Rows taken from a collection:
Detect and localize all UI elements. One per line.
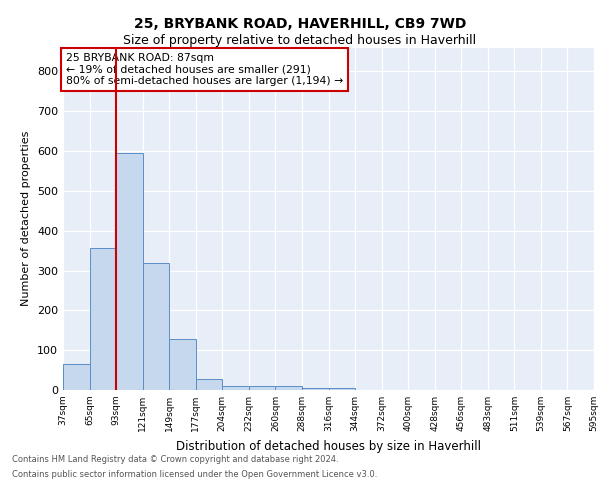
- Bar: [223, 386, 249, 390]
- Bar: [196, 379, 223, 390]
- Bar: [89, 248, 116, 390]
- Y-axis label: Number of detached properties: Number of detached properties: [22, 131, 31, 306]
- Bar: [249, 386, 275, 390]
- Text: Contains HM Land Registry data © Crown copyright and database right 2024.: Contains HM Land Registry data © Crown c…: [12, 455, 338, 464]
- Bar: [329, 388, 355, 390]
- Text: 25, BRYBANK ROAD, HAVERHILL, CB9 7WD: 25, BRYBANK ROAD, HAVERHILL, CB9 7WD: [134, 18, 466, 32]
- X-axis label: Distribution of detached houses by size in Haverhill: Distribution of detached houses by size …: [176, 440, 481, 452]
- Bar: [275, 386, 302, 390]
- Bar: [63, 364, 89, 390]
- Text: Contains public sector information licensed under the Open Government Licence v3: Contains public sector information licen…: [12, 470, 377, 479]
- Bar: [302, 388, 329, 390]
- Bar: [169, 339, 196, 390]
- Bar: [143, 264, 169, 390]
- Bar: [116, 152, 143, 390]
- Text: Size of property relative to detached houses in Haverhill: Size of property relative to detached ho…: [124, 34, 476, 47]
- Text: 25 BRYBANK ROAD: 87sqm
← 19% of detached houses are smaller (291)
80% of semi-de: 25 BRYBANK ROAD: 87sqm ← 19% of detached…: [65, 52, 343, 86]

- WHAT IS EXPECTED:
Lay out everything from the row containing "- Bar: [223, 386, 249, 390]" down to the row containing "- Bar: [249, 386, 275, 390]" as a Markdown table with the columns Number and Row line, leaving out any blank lines.

- FINISHED EXERCISE:
| Number | Row line |
|---|---|
| 1 | - Bar: [223, 386, 249, 390] |
| 2 | - Bar: [196, 379, 223, 390] |
| 3 | - Bar: [89, 248, 116, 390] |
| 4 | - Y-axis label: Number of detached properties: Number of detached properties: [22, 131, 31, 306] |
| 5 | - Bar: [249, 386, 275, 390] |